Dataset entries on figures
============

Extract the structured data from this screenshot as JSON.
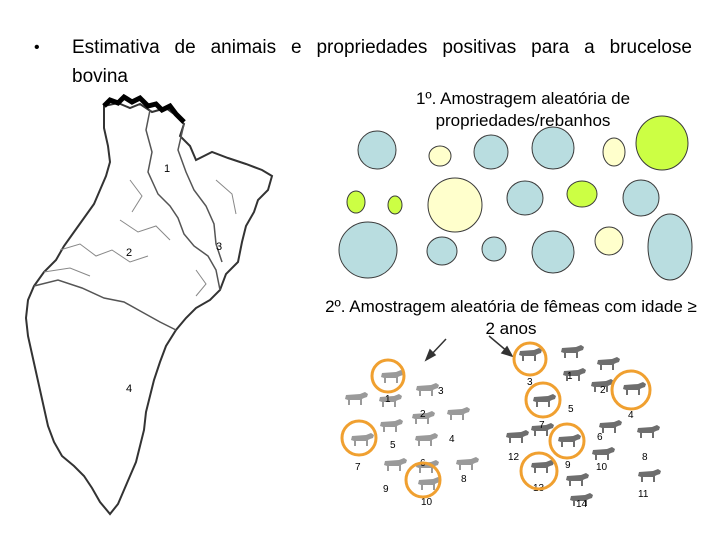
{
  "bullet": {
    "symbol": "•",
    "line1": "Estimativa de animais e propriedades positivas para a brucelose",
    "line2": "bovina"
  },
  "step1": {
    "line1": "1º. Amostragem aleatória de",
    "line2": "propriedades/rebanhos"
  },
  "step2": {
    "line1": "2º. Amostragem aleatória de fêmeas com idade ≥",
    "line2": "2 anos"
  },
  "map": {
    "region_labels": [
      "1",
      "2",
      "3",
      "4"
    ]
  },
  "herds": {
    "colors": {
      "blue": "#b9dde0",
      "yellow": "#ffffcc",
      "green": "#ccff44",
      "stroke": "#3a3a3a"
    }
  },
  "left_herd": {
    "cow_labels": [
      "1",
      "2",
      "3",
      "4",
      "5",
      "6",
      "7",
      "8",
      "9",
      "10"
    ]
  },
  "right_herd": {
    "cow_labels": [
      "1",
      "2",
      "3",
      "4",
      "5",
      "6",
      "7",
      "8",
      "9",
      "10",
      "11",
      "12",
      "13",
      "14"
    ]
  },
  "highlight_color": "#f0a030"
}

============

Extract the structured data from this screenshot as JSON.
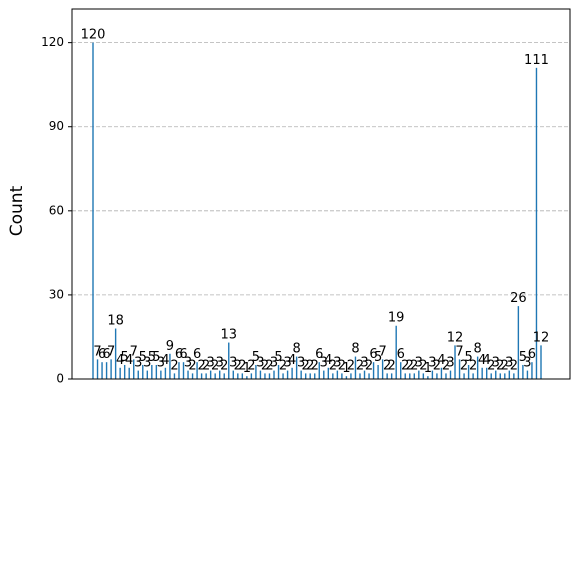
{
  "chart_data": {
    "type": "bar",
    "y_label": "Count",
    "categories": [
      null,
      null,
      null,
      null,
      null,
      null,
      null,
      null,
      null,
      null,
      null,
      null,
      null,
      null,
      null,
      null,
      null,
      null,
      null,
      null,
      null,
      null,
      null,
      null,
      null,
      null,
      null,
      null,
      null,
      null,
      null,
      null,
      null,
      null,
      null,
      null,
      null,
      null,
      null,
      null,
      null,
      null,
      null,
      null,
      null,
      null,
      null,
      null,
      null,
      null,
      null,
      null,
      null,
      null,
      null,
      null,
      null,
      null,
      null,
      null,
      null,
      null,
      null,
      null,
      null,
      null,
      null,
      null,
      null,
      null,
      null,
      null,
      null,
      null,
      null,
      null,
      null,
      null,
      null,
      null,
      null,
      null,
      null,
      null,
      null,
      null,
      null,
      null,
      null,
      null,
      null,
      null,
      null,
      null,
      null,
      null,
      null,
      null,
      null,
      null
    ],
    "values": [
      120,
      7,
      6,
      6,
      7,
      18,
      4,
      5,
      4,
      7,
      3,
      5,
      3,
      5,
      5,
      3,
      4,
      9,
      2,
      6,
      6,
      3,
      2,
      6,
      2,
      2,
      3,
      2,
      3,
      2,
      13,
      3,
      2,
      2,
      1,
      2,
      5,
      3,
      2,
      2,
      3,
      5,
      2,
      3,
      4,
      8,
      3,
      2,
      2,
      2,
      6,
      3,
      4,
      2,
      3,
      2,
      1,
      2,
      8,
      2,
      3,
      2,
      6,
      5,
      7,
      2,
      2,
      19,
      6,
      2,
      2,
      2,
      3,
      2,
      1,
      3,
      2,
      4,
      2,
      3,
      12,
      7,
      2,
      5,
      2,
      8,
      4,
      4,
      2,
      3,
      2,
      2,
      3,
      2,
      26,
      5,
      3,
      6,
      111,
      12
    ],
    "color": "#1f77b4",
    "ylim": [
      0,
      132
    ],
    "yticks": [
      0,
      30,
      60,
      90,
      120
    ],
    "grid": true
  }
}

============

Check each line of the entries for the string "propriedades". Copy the lines that have it.

    "line1": "Estimativa de animais e propriedades positivas para a brucelose",
    "line2": "propriedades/rebanhos"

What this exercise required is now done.